------ SOURCE PASSAGE
G15            //back to normal cartesian
 
Notes:
 
(1) you must not make X or Y moves other than by using G0 or G1 when G16 is active
 
(2) This G16 is different to a Fanuc implementation in that it uses the current point as the polar center. The Fanuc version requires a lot of origin shifting to get the desired result for any circle not centred on 0,0
 
Return to G-code list
 
 
G17,G18 & G19 Plane Selection
 
Program G17 to select the XY-plane, G18 to select the XZ-plane, or G19 to select the YZ-plane. The effects of having a plane selected are discussed in under G2/3 and Canned cycles
 
Return to G-code list
 
 
G20 & G21 Unit Selection
 
Program G20 to use inches for length units. Program G21 to use millimetres.
It is usually a good idea to program either G20 or G21 near the beginning of a program before any motion occurs, and not to use either one anywhere else in the program. It is the responsibility of the user to be sure all numbers are appropriate for use with the current length units. See also G70/G71 which are synonymous.
 
Return to G-code list
 
 
G28 & G30 Return to Home
 
A home position is defined (by parameters 5161-5166). The parameter values are in terms of the absolute coordinate system, but are in unspecified length units.
 
To return to home position by way of the programmed position, program
G28 X~ Y~ Z~ A~ B~ C~ (or use G30). All axis words are optional. The path is made by a traverse move from the current position to the programmed position, followed by a traverse move to the home position. If no axis words are programmed, the intermediate point is the current point, so only one move is made.
 
Return to G-code list
 
 
G28.1 Reference Axis
 
Program G28.1 X~ Y~ Z~ A~ B~ C~ to reference the given axes. The axes will move at the current feed rate towards the home switch(es), as defined by the Configuration. When the absolute machine coordinate reaches the value given by an axis word then the feed rate is set to that defined by Configure>Config Referencing. Provided the current absolute position is approximately correct, then this will give a soft stop onto the reference switch(es).
------------
------ MATERIAL SHOWN
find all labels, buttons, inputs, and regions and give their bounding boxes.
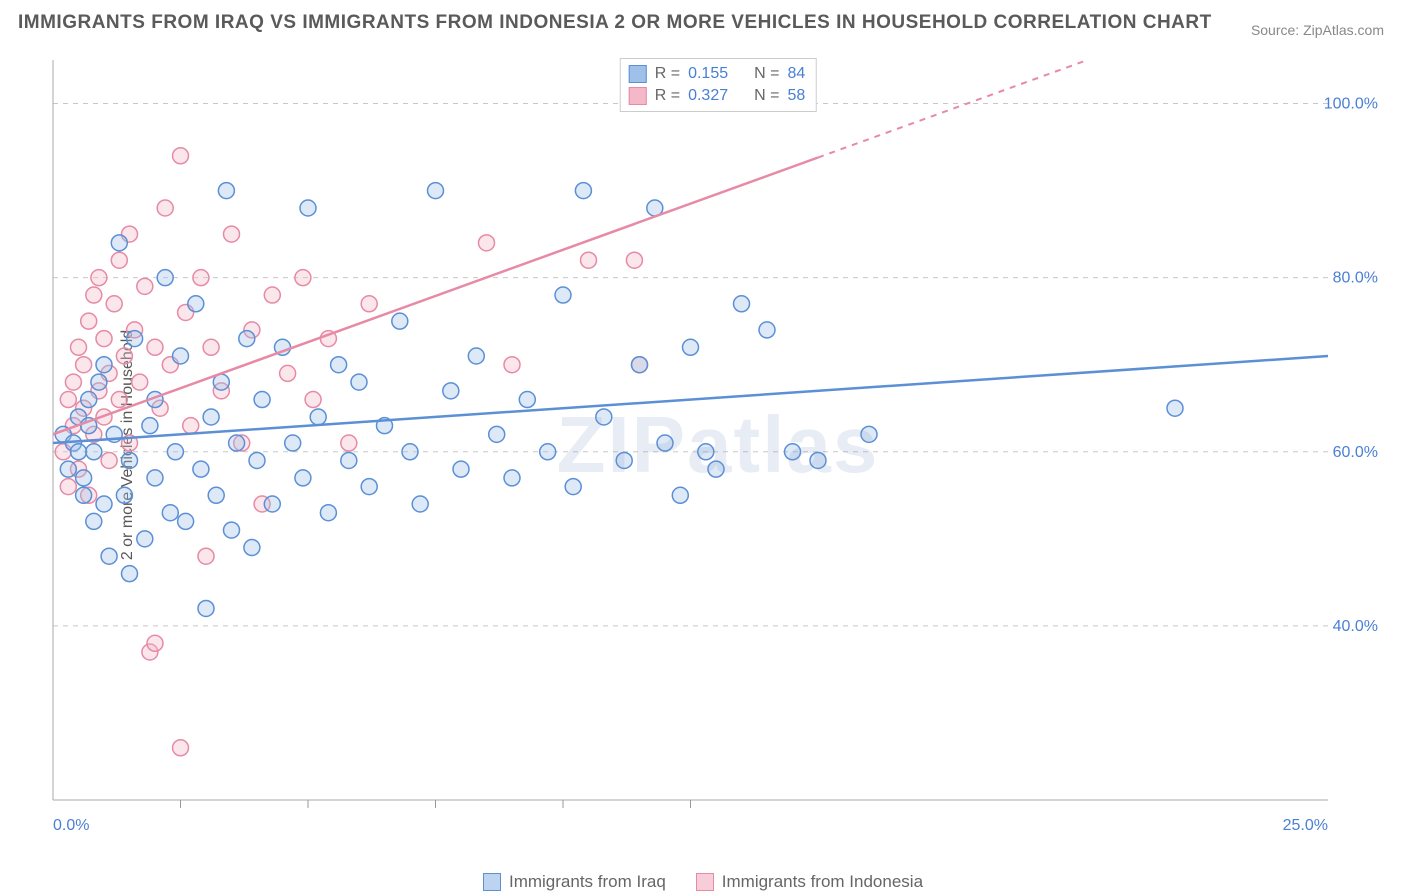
legend-row-series-2: R = 0.327 N = 58	[629, 85, 806, 107]
bottom-legend-item-1: Immigrants from Iraq	[483, 872, 666, 892]
chart-area: 2 or more Vehicles in Household 40.0%60.…	[48, 55, 1388, 835]
r-label: R =	[655, 63, 680, 85]
r-value-2: 0.327	[688, 85, 728, 107]
bottom-swatch-1	[483, 873, 501, 891]
bottom-legend-label-2: Immigrants from Indonesia	[722, 872, 923, 892]
svg-text:60.0%: 60.0%	[1333, 444, 1378, 461]
bottom-legend-label-1: Immigrants from Iraq	[509, 872, 666, 892]
legend-swatch-1	[629, 65, 647, 83]
n-label: N =	[754, 85, 779, 107]
svg-text:25.0%: 25.0%	[1283, 817, 1328, 834]
chart-title: IMMIGRANTS FROM IRAQ VS IMMIGRANTS FROM …	[18, 12, 1212, 34]
n-value-2: 58	[787, 85, 805, 107]
bottom-swatch-2	[696, 873, 714, 891]
n-value-1: 84	[787, 63, 805, 85]
bottom-legend: Immigrants from Iraq Immigrants from Ind…	[0, 872, 1406, 892]
legend-swatch-2	[629, 87, 647, 105]
svg-text:0.0%: 0.0%	[53, 817, 89, 834]
svg-text:40.0%: 40.0%	[1333, 618, 1378, 635]
r-value-1: 0.155	[688, 63, 728, 85]
bottom-legend-item-2: Immigrants from Indonesia	[696, 872, 923, 892]
r-label: R =	[655, 85, 680, 107]
svg-text:80.0%: 80.0%	[1333, 270, 1378, 287]
source-label: Source: ZipAtlas.com	[1251, 22, 1384, 38]
svg-text:100.0%: 100.0%	[1324, 96, 1378, 113]
scatter-plot: 40.0% 60.0% 80.0% 100.0% 0.0% 25.0%	[48, 55, 1388, 835]
correlation-legend: R = 0.155 N = 84 R = 0.327 N = 58	[620, 58, 817, 112]
legend-row-series-1: R = 0.155 N = 84	[629, 63, 806, 85]
n-label: N =	[754, 63, 779, 85]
------------
*WHAT TO DO*
(1) According to the G-code reference, why is only one move made when G28 is programmed with no axis words?
(2) In the entries, copy the lines from the one containing "legend-row-series-2: R = 0.327" up to and including the one containing "817, 1328, 834]", character for character.

*ANSWERS TO THE TASKS*
(1) With no axis words, the intermediate point is the current point. G28 normally makes a traverse move from the current position to the programmed position and then a traverse move to the home position. Because the programmed position is the current position, only the move to home is made.

(2)
legend-row-series-2: R = 0.327 N = 58	[629, 85, 806, 107]
bottom-legend-item-1: Immigrants from Iraq	[483, 872, 666, 892]
chart-area: 2 or more Vehicles in Household 40.0%60.…	[48, 55, 1388, 835]
r-label: R =	[655, 63, 680, 85]
r-value-2: 0.327	[688, 85, 728, 107]
bottom-swatch-1	[483, 873, 501, 891]
bottom-legend-label-2: Immigrants from Indonesia	[722, 872, 923, 892]
svg-text:60.0%: 60.0%	[1333, 444, 1378, 461]
bottom-legend-label-1: Immigrants from Iraq	[509, 872, 666, 892]
legend-swatch-1	[629, 65, 647, 83]
n-label: N =	[754, 85, 779, 107]
svg-text:25.0%: 25.0%	[1283, 817, 1328, 834]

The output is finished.